_RECORD EXCERPTS_

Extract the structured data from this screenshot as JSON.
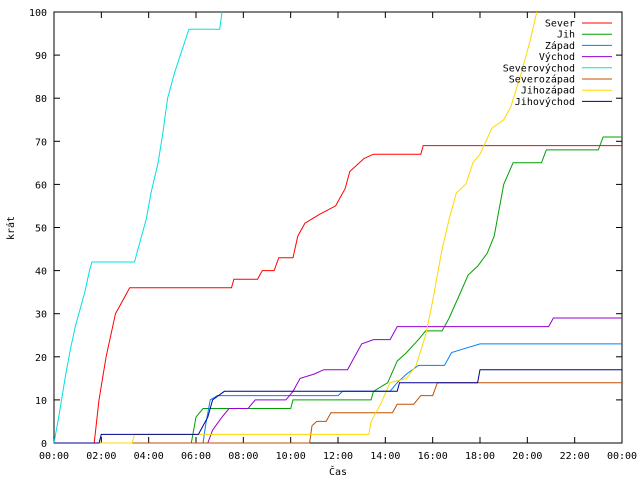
{
  "chart_data": {
    "type": "line",
    "xlabel": "Čas",
    "ylabel": "krát",
    "xlim": [
      0,
      24
    ],
    "ylim": [
      0,
      100
    ],
    "x_ticks": [
      {
        "v": 0,
        "label": "00:00"
      },
      {
        "v": 2,
        "label": "02:00"
      },
      {
        "v": 4,
        "label": "04:00"
      },
      {
        "v": 6,
        "label": "06:00"
      },
      {
        "v": 8,
        "label": "08:00"
      },
      {
        "v": 10,
        "label": "10:00"
      },
      {
        "v": 12,
        "label": "12:00"
      },
      {
        "v": 14,
        "label": "14:00"
      },
      {
        "v": 16,
        "label": "16:00"
      },
      {
        "v": 18,
        "label": "18:00"
      },
      {
        "v": 20,
        "label": "20:00"
      },
      {
        "v": 22,
        "label": "22:00"
      },
      {
        "v": 24,
        "label": "00:00"
      }
    ],
    "y_ticks": [
      0,
      10,
      20,
      30,
      40,
      50,
      60,
      70,
      80,
      90,
      100
    ],
    "legend_position": "top-right",
    "grid": false,
    "series": [
      {
        "name": "Sever",
        "color": "#ff0000",
        "points": [
          [
            0,
            0
          ],
          [
            1.7,
            0
          ],
          [
            1.9,
            10
          ],
          [
            2.2,
            20
          ],
          [
            2.6,
            30
          ],
          [
            3.2,
            36
          ],
          [
            7.5,
            36
          ],
          [
            7.6,
            38
          ],
          [
            8.6,
            38
          ],
          [
            8.8,
            40
          ],
          [
            9.3,
            40
          ],
          [
            9.5,
            43
          ],
          [
            10.1,
            43
          ],
          [
            10.3,
            48
          ],
          [
            10.6,
            51
          ],
          [
            10.9,
            52
          ],
          [
            11.2,
            53
          ],
          [
            11.9,
            55
          ],
          [
            12.3,
            59
          ],
          [
            12.5,
            63
          ],
          [
            13.1,
            66
          ],
          [
            13.5,
            67
          ],
          [
            15.5,
            67
          ],
          [
            15.6,
            69
          ],
          [
            24,
            69
          ]
        ]
      },
      {
        "name": "Jih",
        "color": "#00a000",
        "points": [
          [
            0,
            0
          ],
          [
            5.8,
            0
          ],
          [
            6.0,
            6
          ],
          [
            6.3,
            8
          ],
          [
            8,
            8
          ],
          [
            10,
            8
          ],
          [
            10.1,
            10
          ],
          [
            13.4,
            10
          ],
          [
            13.5,
            12
          ],
          [
            14.1,
            14
          ],
          [
            14.5,
            19
          ],
          [
            14.9,
            21
          ],
          [
            15.4,
            24
          ],
          [
            15.7,
            26
          ],
          [
            16.4,
            26
          ],
          [
            16.7,
            29
          ],
          [
            17.1,
            34
          ],
          [
            17.5,
            39
          ],
          [
            17.9,
            41
          ],
          [
            18.3,
            44
          ],
          [
            18.6,
            48
          ],
          [
            19.0,
            60
          ],
          [
            19.4,
            65
          ],
          [
            20.6,
            65
          ],
          [
            20.8,
            68
          ],
          [
            23.0,
            68
          ],
          [
            23.2,
            71
          ],
          [
            24,
            71
          ]
        ]
      },
      {
        "name": "Západ",
        "color": "#0080ff",
        "points": [
          [
            0,
            0
          ],
          [
            6.3,
            0
          ],
          [
            6.4,
            4
          ],
          [
            6.6,
            10
          ],
          [
            6.9,
            11
          ],
          [
            12.0,
            11
          ],
          [
            12.2,
            12
          ],
          [
            14.2,
            12
          ],
          [
            14.5,
            14
          ],
          [
            14.9,
            16
          ],
          [
            15.4,
            18
          ],
          [
            16.5,
            18
          ],
          [
            16.8,
            21
          ],
          [
            17.4,
            22
          ],
          [
            18.0,
            23
          ],
          [
            24,
            23
          ]
        ]
      },
      {
        "name": "Východ",
        "color": "#9400d3",
        "points": [
          [
            0,
            0
          ],
          [
            6.5,
            0
          ],
          [
            6.7,
            3
          ],
          [
            7.1,
            6
          ],
          [
            7.4,
            8
          ],
          [
            8.2,
            8
          ],
          [
            8.5,
            10
          ],
          [
            9.8,
            10
          ],
          [
            10.1,
            12
          ],
          [
            10.4,
            15
          ],
          [
            11.0,
            16
          ],
          [
            11.4,
            17
          ],
          [
            12.4,
            17
          ],
          [
            12.7,
            20
          ],
          [
            13.0,
            23
          ],
          [
            13.5,
            24
          ],
          [
            14.2,
            24
          ],
          [
            14.5,
            27
          ],
          [
            20.9,
            27
          ],
          [
            21.1,
            29
          ],
          [
            24,
            29
          ]
        ]
      },
      {
        "name": "Severovýchod",
        "color": "#00e0e0",
        "points": [
          [
            0,
            0
          ],
          [
            0.2,
            6
          ],
          [
            0.5,
            16
          ],
          [
            0.7,
            22
          ],
          [
            0.9,
            27
          ],
          [
            1.3,
            35
          ],
          [
            1.5,
            40
          ],
          [
            1.6,
            42
          ],
          [
            3.4,
            42
          ],
          [
            3.6,
            46
          ],
          [
            3.9,
            52
          ],
          [
            4.1,
            58
          ],
          [
            4.4,
            65
          ],
          [
            4.6,
            72
          ],
          [
            4.8,
            80
          ],
          [
            5.1,
            86
          ],
          [
            5.4,
            91
          ],
          [
            5.7,
            96
          ],
          [
            7.0,
            96
          ],
          [
            7.1,
            100
          ]
        ]
      },
      {
        "name": "Severozápad",
        "color": "#c05000",
        "points": [
          [
            0,
            0
          ],
          [
            10.8,
            0
          ],
          [
            10.9,
            4
          ],
          [
            11.1,
            5
          ],
          [
            11.5,
            5
          ],
          [
            11.7,
            7
          ],
          [
            14.3,
            7
          ],
          [
            14.5,
            9
          ],
          [
            15.2,
            9
          ],
          [
            15.5,
            11
          ],
          [
            16.0,
            11
          ],
          [
            16.2,
            14
          ],
          [
            24,
            14
          ]
        ]
      },
      {
        "name": "Jihozápad",
        "color": "#ffd700",
        "points": [
          [
            0,
            0
          ],
          [
            3.3,
            0
          ],
          [
            3.4,
            2
          ],
          [
            7.0,
            2
          ],
          [
            13.3,
            2
          ],
          [
            13.4,
            5
          ],
          [
            13.8,
            9
          ],
          [
            14.2,
            14
          ],
          [
            14.9,
            15
          ],
          [
            15.3,
            18
          ],
          [
            15.7,
            25
          ],
          [
            16.0,
            33
          ],
          [
            16.4,
            45
          ],
          [
            16.7,
            52
          ],
          [
            17.0,
            58
          ],
          [
            17.4,
            60
          ],
          [
            17.7,
            65
          ],
          [
            18.0,
            67
          ],
          [
            18.5,
            73
          ],
          [
            19.0,
            75
          ],
          [
            19.3,
            78
          ],
          [
            19.7,
            85
          ],
          [
            20.1,
            93
          ],
          [
            20.4,
            100
          ]
        ]
      },
      {
        "name": "Jihovýchod",
        "color": "#000090",
        "points": [
          [
            0,
            0
          ],
          [
            1.9,
            0
          ],
          [
            2.0,
            2
          ],
          [
            6.1,
            2
          ],
          [
            6.3,
            4
          ],
          [
            6.5,
            6
          ],
          [
            6.7,
            10
          ],
          [
            7.2,
            12
          ],
          [
            14.5,
            12
          ],
          [
            14.6,
            14
          ],
          [
            17.9,
            14
          ],
          [
            18.0,
            17
          ],
          [
            24,
            17
          ]
        ]
      }
    ]
  }
}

_REQUIREMENTS_
Every line of the material is to be quoted exactly, with no pictures carried over.

_CORRECT ANSWER_
Extract the structured data from this screenshot as JSON.
{
  "chart_data": {
    "type": "line",
    "xlabel": "Čas",
    "ylabel": "krát",
    "xlim": [
      0,
      24
    ],
    "ylim": [
      0,
      100
    ],
    "x_ticks": [
      {
        "v": 0,
        "label": "00:00"
      },
      {
        "v": 2,
        "label": "02:00"
      },
      {
        "v": 4,
        "label": "04:00"
      },
      {
        "v": 6,
        "label": "06:00"
      },
      {
        "v": 8,
        "label": "08:00"
      },
      {
        "v": 10,
        "label": "10:00"
      },
      {
        "v": 12,
        "label": "12:00"
      },
      {
        "v": 14,
        "label": "14:00"
      },
      {
        "v": 16,
        "label": "16:00"
      },
      {
        "v": 18,
        "label": "18:00"
      },
      {
        "v": 20,
        "label": "20:00"
      },
      {
        "v": 22,
        "label": "22:00"
      },
      {
        "v": 24,
        "label": "00:00"
      }
    ],
    "y_ticks": [
      0,
      10,
      20,
      30,
      40,
      50,
      60,
      70,
      80,
      90,
      100
    ],
    "legend_position": "top-right",
    "grid": false,
    "series": [
      {
        "name": "Sever",
        "color": "#ff0000",
        "points": [
          [
            0,
            0
          ],
          [
            1.7,
            0
          ],
          [
            1.9,
            10
          ],
          [
            2.2,
            20
          ],
          [
            2.6,
            30
          ],
          [
            3.2,
            36
          ],
          [
            7.5,
            36
          ],
          [
            7.6,
            38
          ],
          [
            8.6,
            38
          ],
          [
            8.8,
            40
          ],
          [
            9.3,
            40
          ],
          [
            9.5,
            43
          ],
          [
            10.1,
            43
          ],
          [
            10.3,
            48
          ],
          [
            10.6,
            51
          ],
          [
            10.9,
            52
          ],
          [
            11.2,
            53
          ],
          [
            11.9,
            55
          ],
          [
            12.3,
            59
          ],
          [
            12.5,
            63
          ],
          [
            13.1,
            66
          ],
          [
            13.5,
            67
          ],
          [
            15.5,
            67
          ],
          [
            15.6,
            69
          ],
          [
            24,
            69
          ]
        ]
      },
      {
        "name": "Jih",
        "color": "#00a000",
        "points": [
          [
            0,
            0
          ],
          [
            5.8,
            0
          ],
          [
            6.0,
            6
          ],
          [
            6.3,
            8
          ],
          [
            8,
            8
          ],
          [
            10,
            8
          ],
          [
            10.1,
            10
          ],
          [
            13.4,
            10
          ],
          [
            13.5,
            12
          ],
          [
            14.1,
            14
          ],
          [
            14.5,
            19
          ],
          [
            14.9,
            21
          ],
          [
            15.4,
            24
          ],
          [
            15.7,
            26
          ],
          [
            16.4,
            26
          ],
          [
            16.7,
            29
          ],
          [
            17.1,
            34
          ],
          [
            17.5,
            39
          ],
          [
            17.9,
            41
          ],
          [
            18.3,
            44
          ],
          [
            18.6,
            48
          ],
          [
            19.0,
            60
          ],
          [
            19.4,
            65
          ],
          [
            20.6,
            65
          ],
          [
            20.8,
            68
          ],
          [
            23.0,
            68
          ],
          [
            23.2,
            71
          ],
          [
            24,
            71
          ]
        ]
      },
      {
        "name": "Západ",
        "color": "#0080ff",
        "points": [
          [
            0,
            0
          ],
          [
            6.3,
            0
          ],
          [
            6.4,
            4
          ],
          [
            6.6,
            10
          ],
          [
            6.9,
            11
          ],
          [
            12.0,
            11
          ],
          [
            12.2,
            12
          ],
          [
            14.2,
            12
          ],
          [
            14.5,
            14
          ],
          [
            14.9,
            16
          ],
          [
            15.4,
            18
          ],
          [
            16.5,
            18
          ],
          [
            16.8,
            21
          ],
          [
            17.4,
            22
          ],
          [
            18.0,
            23
          ],
          [
            24,
            23
          ]
        ]
      },
      {
        "name": "Východ",
        "color": "#9400d3",
        "points": [
          [
            0,
            0
          ],
          [
            6.5,
            0
          ],
          [
            6.7,
            3
          ],
          [
            7.1,
            6
          ],
          [
            7.4,
            8
          ],
          [
            8.2,
            8
          ],
          [
            8.5,
            10
          ],
          [
            9.8,
            10
          ],
          [
            10.1,
            12
          ],
          [
            10.4,
            15
          ],
          [
            11.0,
            16
          ],
          [
            11.4,
            17
          ],
          [
            12.4,
            17
          ],
          [
            12.7,
            20
          ],
          [
            13.0,
            23
          ],
          [
            13.5,
            24
          ],
          [
            14.2,
            24
          ],
          [
            14.5,
            27
          ],
          [
            20.9,
            27
          ],
          [
            21.1,
            29
          ],
          [
            24,
            29
          ]
        ]
      },
      {
        "name": "Severovýchod",
        "color": "#00e0e0",
        "points": [
          [
            0,
            0
          ],
          [
            0.2,
            6
          ],
          [
            0.5,
            16
          ],
          [
            0.7,
            22
          ],
          [
            0.9,
            27
          ],
          [
            1.3,
            35
          ],
          [
            1.5,
            40
          ],
          [
            1.6,
            42
          ],
          [
            3.4,
            42
          ],
          [
            3.6,
            46
          ],
          [
            3.9,
            52
          ],
          [
            4.1,
            58
          ],
          [
            4.4,
            65
          ],
          [
            4.6,
            72
          ],
          [
            4.8,
            80
          ],
          [
            5.1,
            86
          ],
          [
            5.4,
            91
          ],
          [
            5.7,
            96
          ],
          [
            7.0,
            96
          ],
          [
            7.1,
            100
          ]
        ]
      },
      {
        "name": "Severozápad",
        "color": "#c05000",
        "points": [
          [
            0,
            0
          ],
          [
            10.8,
            0
          ],
          [
            10.9,
            4
          ],
          [
            11.1,
            5
          ],
          [
            11.5,
            5
          ],
          [
            11.7,
            7
          ],
          [
            14.3,
            7
          ],
          [
            14.5,
            9
          ],
          [
            15.2,
            9
          ],
          [
            15.5,
            11
          ],
          [
            16.0,
            11
          ],
          [
            16.2,
            14
          ],
          [
            24,
            14
          ]
        ]
      },
      {
        "name": "Jihozápad",
        "color": "#ffd700",
        "points": [
          [
            0,
            0
          ],
          [
            3.3,
            0
          ],
          [
            3.4,
            2
          ],
          [
            7.0,
            2
          ],
          [
            13.3,
            2
          ],
          [
            13.4,
            5
          ],
          [
            13.8,
            9
          ],
          [
            14.2,
            14
          ],
          [
            14.9,
            15
          ],
          [
            15.3,
            18
          ],
          [
            15.7,
            25
          ],
          [
            16.0,
            33
          ],
          [
            16.4,
            45
          ],
          [
            16.7,
            52
          ],
          [
            17.0,
            58
          ],
          [
            17.4,
            60
          ],
          [
            17.7,
            65
          ],
          [
            18.0,
            67
          ],
          [
            18.5,
            73
          ],
          [
            19.0,
            75
          ],
          [
            19.3,
            78
          ],
          [
            19.7,
            85
          ],
          [
            20.1,
            93
          ],
          [
            20.4,
            100
          ]
        ]
      },
      {
        "name": "Jihovýchod",
        "color": "#000090",
        "points": [
          [
            0,
            0
          ],
          [
            1.9,
            0
          ],
          [
            2.0,
            2
          ],
          [
            6.1,
            2
          ],
          [
            6.3,
            4
          ],
          [
            6.5,
            6
          ],
          [
            6.7,
            10
          ],
          [
            7.2,
            12
          ],
          [
            14.5,
            12
          ],
          [
            14.6,
            14
          ],
          [
            17.9,
            14
          ],
          [
            18.0,
            17
          ],
          [
            24,
            17
          ]
        ]
      }
    ]
  }
}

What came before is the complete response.